The input >>

>>>

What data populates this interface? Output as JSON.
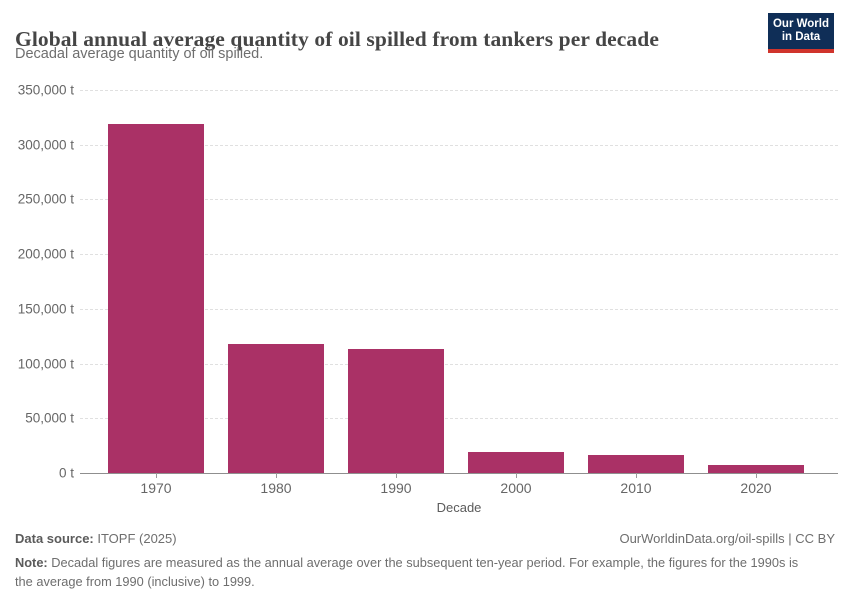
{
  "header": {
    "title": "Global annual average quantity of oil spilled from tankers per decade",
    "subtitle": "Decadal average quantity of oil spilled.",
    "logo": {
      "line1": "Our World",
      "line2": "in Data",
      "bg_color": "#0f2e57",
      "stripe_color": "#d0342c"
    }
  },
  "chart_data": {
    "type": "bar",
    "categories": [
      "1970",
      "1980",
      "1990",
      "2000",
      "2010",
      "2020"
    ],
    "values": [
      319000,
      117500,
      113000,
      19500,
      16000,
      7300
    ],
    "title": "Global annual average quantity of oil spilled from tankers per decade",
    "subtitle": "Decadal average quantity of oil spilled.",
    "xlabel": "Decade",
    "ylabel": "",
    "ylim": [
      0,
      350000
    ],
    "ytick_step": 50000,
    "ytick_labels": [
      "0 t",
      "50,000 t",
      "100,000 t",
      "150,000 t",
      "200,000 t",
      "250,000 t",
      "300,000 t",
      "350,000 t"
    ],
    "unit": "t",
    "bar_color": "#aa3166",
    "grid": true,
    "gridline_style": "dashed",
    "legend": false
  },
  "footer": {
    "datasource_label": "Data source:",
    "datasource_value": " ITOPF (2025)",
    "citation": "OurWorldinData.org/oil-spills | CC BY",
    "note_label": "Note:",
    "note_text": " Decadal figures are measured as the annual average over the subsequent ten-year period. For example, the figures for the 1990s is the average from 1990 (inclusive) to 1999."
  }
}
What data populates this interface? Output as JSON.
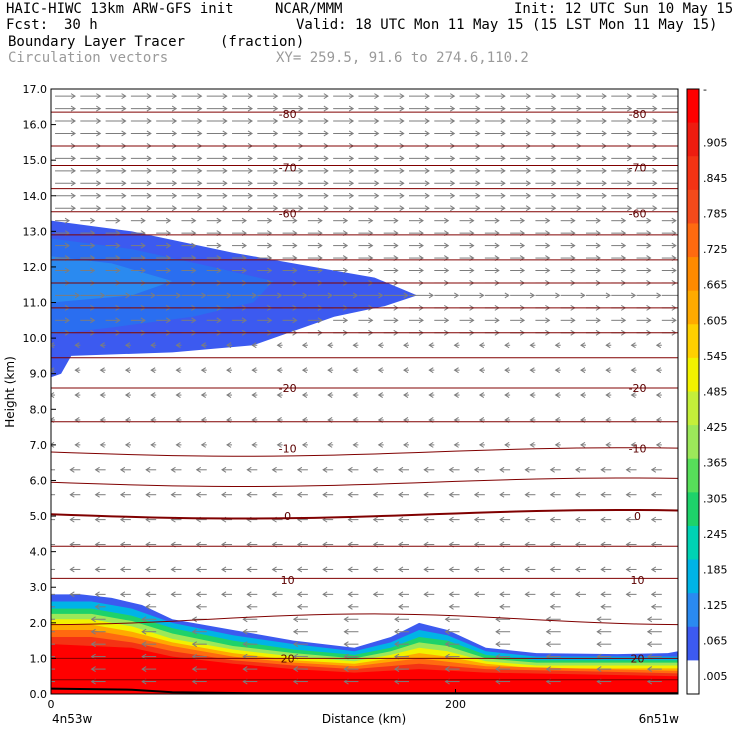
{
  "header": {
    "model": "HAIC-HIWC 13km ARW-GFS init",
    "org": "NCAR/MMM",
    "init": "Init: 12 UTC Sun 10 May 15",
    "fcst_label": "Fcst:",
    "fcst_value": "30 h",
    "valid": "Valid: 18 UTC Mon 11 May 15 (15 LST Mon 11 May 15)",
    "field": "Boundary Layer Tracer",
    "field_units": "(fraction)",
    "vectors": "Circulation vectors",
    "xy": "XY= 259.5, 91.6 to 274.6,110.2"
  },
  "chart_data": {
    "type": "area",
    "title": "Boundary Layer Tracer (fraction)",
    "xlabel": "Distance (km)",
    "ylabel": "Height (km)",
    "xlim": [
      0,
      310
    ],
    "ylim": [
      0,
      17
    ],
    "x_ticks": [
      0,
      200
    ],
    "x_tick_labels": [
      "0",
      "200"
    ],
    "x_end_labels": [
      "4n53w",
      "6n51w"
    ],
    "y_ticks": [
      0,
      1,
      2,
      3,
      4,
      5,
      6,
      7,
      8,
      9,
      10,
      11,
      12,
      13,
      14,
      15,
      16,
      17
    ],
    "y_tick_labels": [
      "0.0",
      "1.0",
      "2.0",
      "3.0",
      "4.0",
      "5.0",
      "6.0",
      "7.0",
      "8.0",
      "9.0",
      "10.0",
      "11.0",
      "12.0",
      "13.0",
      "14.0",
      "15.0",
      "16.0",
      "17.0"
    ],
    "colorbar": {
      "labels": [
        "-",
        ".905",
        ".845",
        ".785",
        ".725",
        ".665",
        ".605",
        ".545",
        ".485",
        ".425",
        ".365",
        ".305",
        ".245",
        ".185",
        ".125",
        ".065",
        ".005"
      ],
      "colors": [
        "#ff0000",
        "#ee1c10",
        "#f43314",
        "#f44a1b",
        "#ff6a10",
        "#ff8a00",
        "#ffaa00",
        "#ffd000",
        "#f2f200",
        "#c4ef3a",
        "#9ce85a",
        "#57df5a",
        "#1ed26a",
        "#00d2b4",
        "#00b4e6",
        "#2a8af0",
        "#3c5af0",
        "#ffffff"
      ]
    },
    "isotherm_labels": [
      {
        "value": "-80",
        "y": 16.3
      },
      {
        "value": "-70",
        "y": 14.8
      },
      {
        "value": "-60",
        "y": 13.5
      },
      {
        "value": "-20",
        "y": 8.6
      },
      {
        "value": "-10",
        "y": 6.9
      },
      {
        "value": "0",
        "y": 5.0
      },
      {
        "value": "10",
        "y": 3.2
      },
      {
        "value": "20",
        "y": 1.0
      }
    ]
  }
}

<<<

What is being asked >> Transcribe every line from the records above without alteration, and leave out the images.

Result of the task >>
What data populates this interface? Output as JSON.
{
  "header": {
    "title": "Global annual average quantity of oil spilled from tankers per decade",
    "subtitle": "Decadal average quantity of oil spilled.",
    "logo": {
      "line1": "Our World",
      "line2": "in Data",
      "bg_color": "#0f2e57",
      "stripe_color": "#d0342c"
    }
  },
  "chart_data": {
    "type": "bar",
    "categories": [
      "1970",
      "1980",
      "1990",
      "2000",
      "2010",
      "2020"
    ],
    "values": [
      319000,
      117500,
      113000,
      19500,
      16000,
      7300
    ],
    "title": "Global annual average quantity of oil spilled from tankers per decade",
    "subtitle": "Decadal average quantity of oil spilled.",
    "xlabel": "Decade",
    "ylabel": "",
    "ylim": [
      0,
      350000
    ],
    "ytick_step": 50000,
    "ytick_labels": [
      "0 t",
      "50,000 t",
      "100,000 t",
      "150,000 t",
      "200,000 t",
      "250,000 t",
      "300,000 t",
      "350,000 t"
    ],
    "unit": "t",
    "bar_color": "#aa3166",
    "grid": true,
    "gridline_style": "dashed",
    "legend": false
  },
  "footer": {
    "datasource_label": "Data source:",
    "datasource_value": " ITOPF (2025)",
    "citation": "OurWorldinData.org/oil-spills | CC BY",
    "note_label": "Note:",
    "note_text": " Decadal figures are measured as the annual average over the subsequent ten-year period. For example, the figures for the 1990s is the average from 1990 (inclusive) to 1999."
  }
}
What data populates this interface? Output as JSON.
{
  "header": {
    "model": "HAIC-HIWC 13km ARW-GFS init",
    "org": "NCAR/MMM",
    "init": "Init: 12 UTC Sun 10 May 15",
    "fcst_label": "Fcst:",
    "fcst_value": "30 h",
    "valid": "Valid: 18 UTC Mon 11 May 15 (15 LST Mon 11 May 15)",
    "field": "Boundary Layer Tracer",
    "field_units": "(fraction)",
    "vectors": "Circulation vectors",
    "xy": "XY= 259.5, 91.6 to 274.6,110.2"
  },
  "chart_data": {
    "type": "area",
    "title": "Boundary Layer Tracer (fraction)",
    "xlabel": "Distance (km)",
    "ylabel": "Height (km)",
    "xlim": [
      0,
      310
    ],
    "ylim": [
      0,
      17
    ],
    "x_ticks": [
      0,
      200
    ],
    "x_tick_labels": [
      "0",
      "200"
    ],
    "x_end_labels": [
      "4n53w",
      "6n51w"
    ],
    "y_ticks": [
      0,
      1,
      2,
      3,
      4,
      5,
      6,
      7,
      8,
      9,
      10,
      11,
      12,
      13,
      14,
      15,
      16,
      17
    ],
    "y_tick_labels": [
      "0.0",
      "1.0",
      "2.0",
      "3.0",
      "4.0",
      "5.0",
      "6.0",
      "7.0",
      "8.0",
      "9.0",
      "10.0",
      "11.0",
      "12.0",
      "13.0",
      "14.0",
      "15.0",
      "16.0",
      "17.0"
    ],
    "colorbar": {
      "labels": [
        "-",
        ".905",
        ".845",
        ".785",
        ".725",
        ".665",
        ".605",
        ".545",
        ".485",
        ".425",
        ".365",
        ".305",
        ".245",
        ".185",
        ".125",
        ".065",
        ".005"
      ],
      "colors": [
        "#ff0000",
        "#ee1c10",
        "#f43314",
        "#f44a1b",
        "#ff6a10",
        "#ff8a00",
        "#ffaa00",
        "#ffd000",
        "#f2f200",
        "#c4ef3a",
        "#9ce85a",
        "#57df5a",
        "#1ed26a",
        "#00d2b4",
        "#00b4e6",
        "#2a8af0",
        "#3c5af0",
        "#ffffff"
      ]
    },
    "isotherm_labels": [
      {
        "value": "-80",
        "y": 16.3
      },
      {
        "value": "-70",
        "y": 14.8
      },
      {
        "value": "-60",
        "y": 13.5
      },
      {
        "value": "-20",
        "y": 8.6
      },
      {
        "value": "-10",
        "y": 6.9
      },
      {
        "value": "0",
        "y": 5.0
      },
      {
        "value": "10",
        "y": 3.2
      },
      {
        "value": "20",
        "y": 1.0
      }
    ]
  }
}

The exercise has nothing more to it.